OBJECTIVE: Skip any picture you find and retype all the remaining lines exactly.

THE RECORDS:

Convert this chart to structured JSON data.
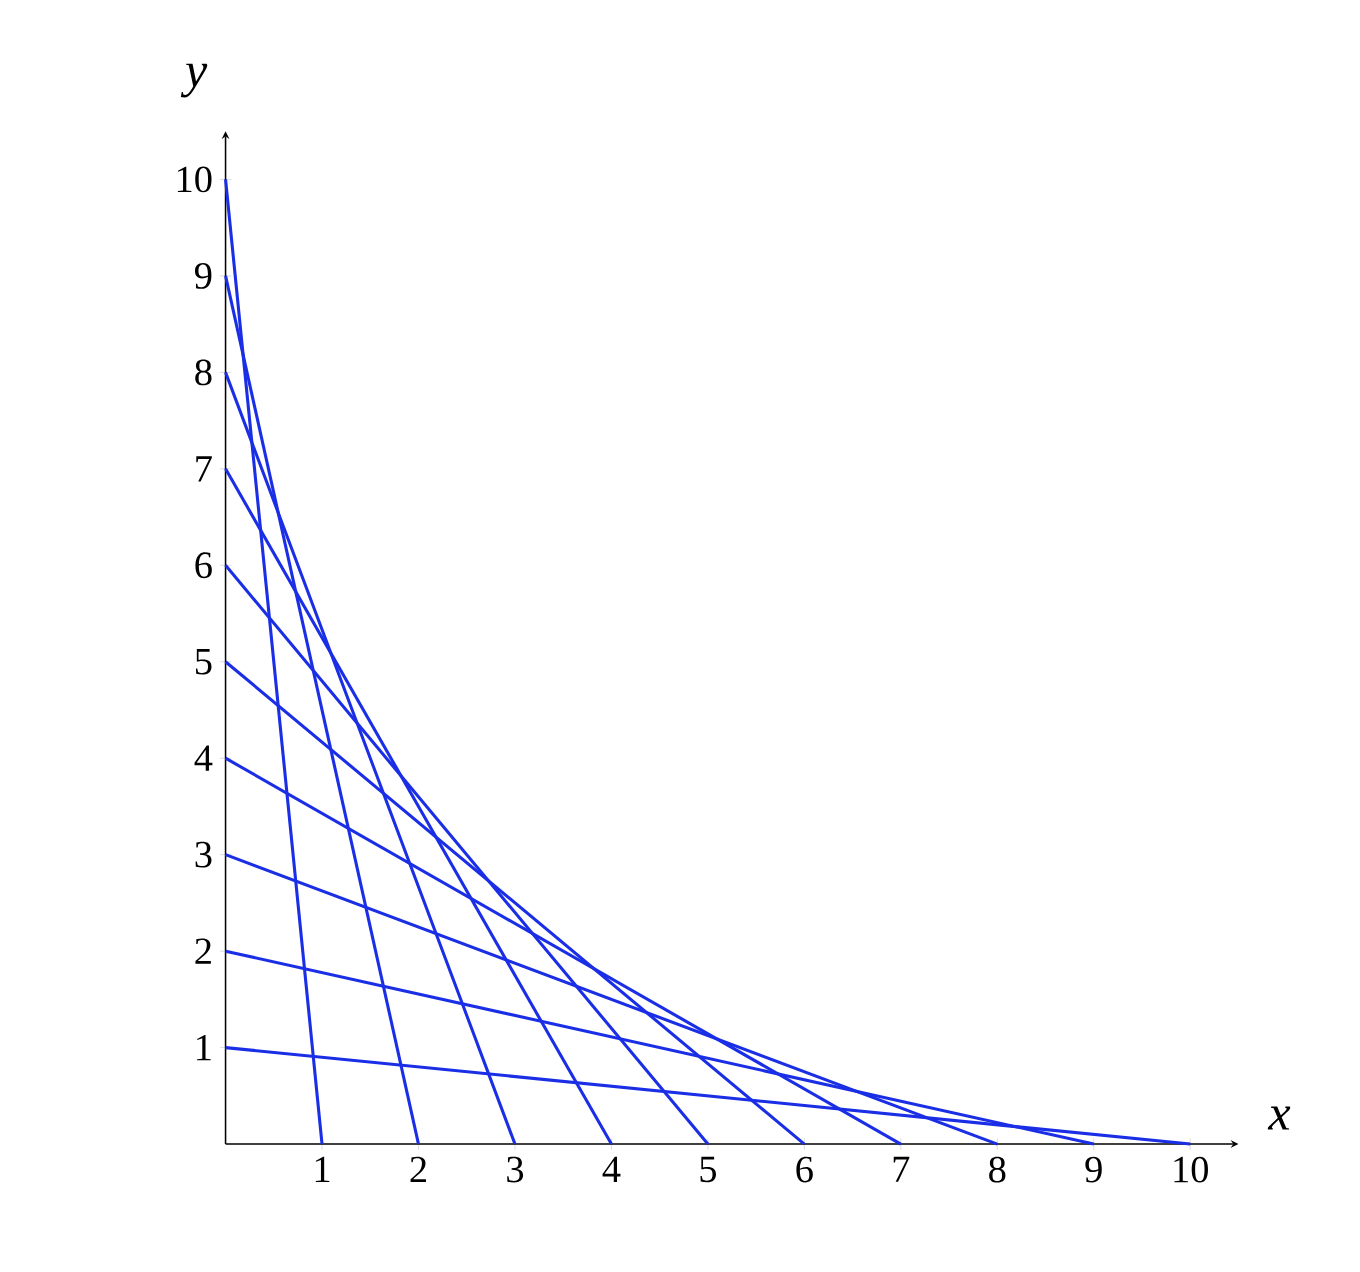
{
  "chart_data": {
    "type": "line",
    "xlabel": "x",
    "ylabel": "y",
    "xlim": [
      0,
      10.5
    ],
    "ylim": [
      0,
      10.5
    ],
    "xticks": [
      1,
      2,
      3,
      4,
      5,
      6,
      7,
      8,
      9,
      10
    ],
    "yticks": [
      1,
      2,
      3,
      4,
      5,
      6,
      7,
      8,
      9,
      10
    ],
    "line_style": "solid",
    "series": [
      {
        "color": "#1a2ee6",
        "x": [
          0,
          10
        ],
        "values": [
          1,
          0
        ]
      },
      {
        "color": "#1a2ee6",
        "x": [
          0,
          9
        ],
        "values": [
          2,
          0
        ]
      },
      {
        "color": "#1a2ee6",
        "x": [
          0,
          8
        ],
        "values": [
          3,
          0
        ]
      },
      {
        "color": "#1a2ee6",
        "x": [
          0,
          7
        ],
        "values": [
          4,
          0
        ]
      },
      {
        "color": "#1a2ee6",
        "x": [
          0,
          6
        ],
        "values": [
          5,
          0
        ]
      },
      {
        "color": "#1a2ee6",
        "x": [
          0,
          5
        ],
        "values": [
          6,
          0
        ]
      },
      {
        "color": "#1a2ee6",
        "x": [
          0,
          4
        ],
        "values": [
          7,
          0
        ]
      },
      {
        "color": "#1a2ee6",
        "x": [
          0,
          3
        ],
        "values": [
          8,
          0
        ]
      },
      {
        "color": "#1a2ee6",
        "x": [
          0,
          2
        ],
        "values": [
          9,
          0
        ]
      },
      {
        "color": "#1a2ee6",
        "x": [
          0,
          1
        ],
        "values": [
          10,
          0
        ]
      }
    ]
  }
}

THE RESULT:
Convert this chart to structured JSON data.
{
  "chart_data": {
    "type": "line",
    "xlabel": "x",
    "ylabel": "y",
    "xlim": [
      0,
      10.5
    ],
    "ylim": [
      0,
      10.5
    ],
    "xticks": [
      1,
      2,
      3,
      4,
      5,
      6,
      7,
      8,
      9,
      10
    ],
    "yticks": [
      1,
      2,
      3,
      4,
      5,
      6,
      7,
      8,
      9,
      10
    ],
    "line_style": "solid",
    "series": [
      {
        "color": "#1a2ee6",
        "x": [
          0,
          10
        ],
        "values": [
          1,
          0
        ]
      },
      {
        "color": "#1a2ee6",
        "x": [
          0,
          9
        ],
        "values": [
          2,
          0
        ]
      },
      {
        "color": "#1a2ee6",
        "x": [
          0,
          8
        ],
        "values": [
          3,
          0
        ]
      },
      {
        "color": "#1a2ee6",
        "x": [
          0,
          7
        ],
        "values": [
          4,
          0
        ]
      },
      {
        "color": "#1a2ee6",
        "x": [
          0,
          6
        ],
        "values": [
          5,
          0
        ]
      },
      {
        "color": "#1a2ee6",
        "x": [
          0,
          5
        ],
        "values": [
          6,
          0
        ]
      },
      {
        "color": "#1a2ee6",
        "x": [
          0,
          4
        ],
        "values": [
          7,
          0
        ]
      },
      {
        "color": "#1a2ee6",
        "x": [
          0,
          3
        ],
        "values": [
          8,
          0
        ]
      },
      {
        "color": "#1a2ee6",
        "x": [
          0,
          2
        ],
        "values": [
          9,
          0
        ]
      },
      {
        "color": "#1a2ee6",
        "x": [
          0,
          1
        ],
        "values": [
          10,
          0
        ]
      }
    ]
  }
}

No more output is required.